Passage présenté:
============================================================

Ventilation non invasive : peut-être une nouvelle molécule pour optimiser sa tolérance ?

Si le succès de la ventilation non invasive (VNI) est étroitement lié à la coopération et au confort du patient, le recours à la sédation-analgésie au cours de la VNI reste néanmoins controversé. Cependant, correctement titrée, la sédation-analgésie peut parfois être utile lors de la mise en route de la VNI pour en améliorer la tolérance.

============================================================

Données extraites:
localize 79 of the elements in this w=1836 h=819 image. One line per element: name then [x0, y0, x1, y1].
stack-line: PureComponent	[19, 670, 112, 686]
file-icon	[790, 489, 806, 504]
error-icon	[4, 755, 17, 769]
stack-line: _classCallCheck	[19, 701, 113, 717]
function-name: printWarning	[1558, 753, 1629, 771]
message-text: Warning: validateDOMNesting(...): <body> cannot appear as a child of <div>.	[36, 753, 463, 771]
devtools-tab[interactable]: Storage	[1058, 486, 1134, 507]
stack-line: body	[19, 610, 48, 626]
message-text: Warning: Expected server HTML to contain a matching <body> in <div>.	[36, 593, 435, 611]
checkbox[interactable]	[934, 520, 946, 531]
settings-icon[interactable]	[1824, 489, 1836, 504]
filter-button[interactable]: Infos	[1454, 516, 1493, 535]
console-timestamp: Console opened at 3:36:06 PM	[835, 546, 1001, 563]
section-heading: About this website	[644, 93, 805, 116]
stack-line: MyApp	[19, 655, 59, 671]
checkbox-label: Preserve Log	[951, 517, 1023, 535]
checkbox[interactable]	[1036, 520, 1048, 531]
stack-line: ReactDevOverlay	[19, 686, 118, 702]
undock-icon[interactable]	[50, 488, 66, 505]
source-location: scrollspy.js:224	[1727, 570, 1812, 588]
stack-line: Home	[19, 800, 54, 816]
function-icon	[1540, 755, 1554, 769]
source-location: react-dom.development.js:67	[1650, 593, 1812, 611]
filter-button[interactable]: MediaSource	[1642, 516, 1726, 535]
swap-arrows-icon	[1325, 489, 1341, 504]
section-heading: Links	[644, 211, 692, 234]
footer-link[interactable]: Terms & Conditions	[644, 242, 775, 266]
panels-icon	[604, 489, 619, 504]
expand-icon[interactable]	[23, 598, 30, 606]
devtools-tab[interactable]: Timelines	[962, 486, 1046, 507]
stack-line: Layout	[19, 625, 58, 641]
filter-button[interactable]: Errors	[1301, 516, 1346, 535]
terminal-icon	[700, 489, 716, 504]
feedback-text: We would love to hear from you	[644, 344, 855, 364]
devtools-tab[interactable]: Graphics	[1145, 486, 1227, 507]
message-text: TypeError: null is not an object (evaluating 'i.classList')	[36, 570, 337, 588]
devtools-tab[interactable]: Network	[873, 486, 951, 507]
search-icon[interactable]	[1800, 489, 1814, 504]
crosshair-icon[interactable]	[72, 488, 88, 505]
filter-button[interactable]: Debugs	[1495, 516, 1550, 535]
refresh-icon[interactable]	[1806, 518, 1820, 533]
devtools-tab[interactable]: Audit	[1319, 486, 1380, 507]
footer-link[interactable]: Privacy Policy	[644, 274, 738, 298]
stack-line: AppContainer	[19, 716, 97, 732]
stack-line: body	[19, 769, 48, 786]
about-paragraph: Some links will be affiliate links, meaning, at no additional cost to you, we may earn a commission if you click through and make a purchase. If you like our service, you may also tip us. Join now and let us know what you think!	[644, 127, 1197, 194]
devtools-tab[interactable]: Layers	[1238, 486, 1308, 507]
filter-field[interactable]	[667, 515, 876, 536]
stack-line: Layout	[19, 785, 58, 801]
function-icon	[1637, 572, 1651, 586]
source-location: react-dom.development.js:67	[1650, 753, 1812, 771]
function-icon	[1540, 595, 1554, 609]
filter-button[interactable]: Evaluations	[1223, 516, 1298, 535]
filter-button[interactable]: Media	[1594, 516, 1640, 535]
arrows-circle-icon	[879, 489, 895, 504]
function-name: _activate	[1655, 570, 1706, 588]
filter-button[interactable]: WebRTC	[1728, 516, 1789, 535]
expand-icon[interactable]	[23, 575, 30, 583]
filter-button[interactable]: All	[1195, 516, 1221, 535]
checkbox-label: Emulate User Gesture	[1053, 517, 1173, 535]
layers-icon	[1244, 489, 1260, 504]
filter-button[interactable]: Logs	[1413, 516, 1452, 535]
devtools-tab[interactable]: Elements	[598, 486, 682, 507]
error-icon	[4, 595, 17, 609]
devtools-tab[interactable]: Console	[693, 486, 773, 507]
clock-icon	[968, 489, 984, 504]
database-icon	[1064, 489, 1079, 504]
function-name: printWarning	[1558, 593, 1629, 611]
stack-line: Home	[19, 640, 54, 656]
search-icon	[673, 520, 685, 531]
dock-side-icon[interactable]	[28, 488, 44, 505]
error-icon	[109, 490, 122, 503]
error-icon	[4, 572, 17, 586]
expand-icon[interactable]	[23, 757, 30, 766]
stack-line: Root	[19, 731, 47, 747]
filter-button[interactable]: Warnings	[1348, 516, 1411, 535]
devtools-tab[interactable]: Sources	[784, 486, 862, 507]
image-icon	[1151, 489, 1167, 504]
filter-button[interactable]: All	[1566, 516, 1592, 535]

============================================================

Exercices:
A. Extrayez du passage sur la ventilation non invasive la portion comprise entre "Ventilation non invasive : peut-être" et "améliorer la tolérance.", ces deux bornes incluses.
B. Traduisez en anglais cette phrase du passage sur la ventilation non invasive : « Cependant, correctement titrée, la sédation-analgésie peut parfois être utile lors de la mise en route de la VNI pour en améliorer la tolérance. »

Réponses aux exercices:
A.
Ventilation non invasive : peut-être une nouvelle molécule pour optimiser sa tolérance ?

Si le succès de la ventilation non invasive (VNI) est étroitement lié à la coopération et au confort du patient, le recours à la sédation-analgésie au cours de la VNI reste néanmoins controversé. Cependant, correctement titrée, la sédation-analgésie peut parfois être utile lors de la mise en route de la VNI pour en améliorer la tolérance.

B. However, when properly titrated, sedation-analgesia can sometimes be useful when initiating NIV to improve its tolerance.